## Material for this exercise
________________________________________

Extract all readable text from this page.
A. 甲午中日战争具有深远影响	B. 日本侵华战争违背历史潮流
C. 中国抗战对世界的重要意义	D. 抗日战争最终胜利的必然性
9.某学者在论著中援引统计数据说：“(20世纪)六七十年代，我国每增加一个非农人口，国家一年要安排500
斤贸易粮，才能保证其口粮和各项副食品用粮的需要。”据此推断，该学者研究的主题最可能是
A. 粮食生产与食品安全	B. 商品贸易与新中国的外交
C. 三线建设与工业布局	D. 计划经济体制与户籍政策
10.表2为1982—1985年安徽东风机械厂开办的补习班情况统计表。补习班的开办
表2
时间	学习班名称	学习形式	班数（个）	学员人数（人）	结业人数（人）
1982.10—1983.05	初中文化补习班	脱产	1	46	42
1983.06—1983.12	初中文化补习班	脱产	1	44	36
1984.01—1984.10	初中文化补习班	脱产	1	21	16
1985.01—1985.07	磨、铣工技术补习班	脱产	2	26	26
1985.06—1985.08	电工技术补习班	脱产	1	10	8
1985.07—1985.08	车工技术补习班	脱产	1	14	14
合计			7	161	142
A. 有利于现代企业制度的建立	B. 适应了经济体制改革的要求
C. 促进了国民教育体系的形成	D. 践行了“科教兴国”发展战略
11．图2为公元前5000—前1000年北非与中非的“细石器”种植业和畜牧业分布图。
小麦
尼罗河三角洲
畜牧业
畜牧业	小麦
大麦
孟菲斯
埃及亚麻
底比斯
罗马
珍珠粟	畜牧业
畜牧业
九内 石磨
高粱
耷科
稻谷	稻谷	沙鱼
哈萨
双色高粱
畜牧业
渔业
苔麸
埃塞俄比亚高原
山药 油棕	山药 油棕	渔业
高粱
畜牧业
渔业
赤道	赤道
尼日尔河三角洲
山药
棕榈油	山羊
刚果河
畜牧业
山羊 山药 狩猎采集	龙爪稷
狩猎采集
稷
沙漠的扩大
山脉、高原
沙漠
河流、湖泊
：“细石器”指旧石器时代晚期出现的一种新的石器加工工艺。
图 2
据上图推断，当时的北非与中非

________________________________________

## Exercise requirements
Reproduce each record exactly as it appears.

## Completed task
Extract all readable text from this page.
A. 甲午中日战争具有深远影响	B. 日本侵华战争违背历史潮流
C. 中国抗战对世界的重要意义	D. 抗日战争最终胜利的必然性
9.某学者在论著中援引统计数据说：“(20世纪)六七十年代，我国每增加一个非农人口，国家一年要安排500
斤贸易粮，才能保证其口粮和各项副食品用粮的需要。”据此推断，该学者研究的主题最可能是
A. 粮食生产与食品安全	B. 商品贸易与新中国的外交
C. 三线建设与工业布局	D. 计划经济体制与户籍政策
10.表2为1982—1985年安徽东风机械厂开办的补习班情况统计表。补习班的开办
表2
时间	学习班名称	学习形式	班数（个）	学员人数（人）	结业人数（人）
1982.10—1983.05	初中文化补习班	脱产	1	46	42
1983.06—1983.12	初中文化补习班	脱产	1	44	36
1984.01—1984.10	初中文化补习班	脱产	1	21	16
1985.01—1985.07	磨、铣工技术补习班	脱产	2	26	26
1985.06—1985.08	电工技术补习班	脱产	1	10	8
1985.07—1985.08	车工技术补习班	脱产	1	14	14
合计			7	161	142
A. 有利于现代企业制度的建立	B. 适应了经济体制改革的要求
C. 促进了国民教育体系的形成	D. 践行了“科教兴国”发展战略
11．图2为公元前5000—前1000年北非与中非的“细石器”种植业和畜牧业分布图。
小麦
尼罗河三角洲
畜牧业
畜牧业	小麦
大麦
孟菲斯
埃及亚麻
底比斯
罗马
珍珠粟	畜牧业
畜牧业
九内 石磨
高粱
耷科
稻谷	稻谷	沙鱼
哈萨
双色高粱
畜牧业
渔业
苔麸
埃塞俄比亚高原
山药 油棕	山药 油棕	渔业
高粱
畜牧业
渔业
赤道	赤道
尼日尔河三角洲
山药
棕榈油	山羊
刚果河
畜牧业
山羊 山药 狩猎采集	龙爪稷
狩猎采集
稷
沙漠的扩大
山脉、高原
沙漠
河流、湖泊
：“细石器”指旧石器时代晚期出现的一种新的石器加工工艺。
图 2
据上图推断，当时的北非与中非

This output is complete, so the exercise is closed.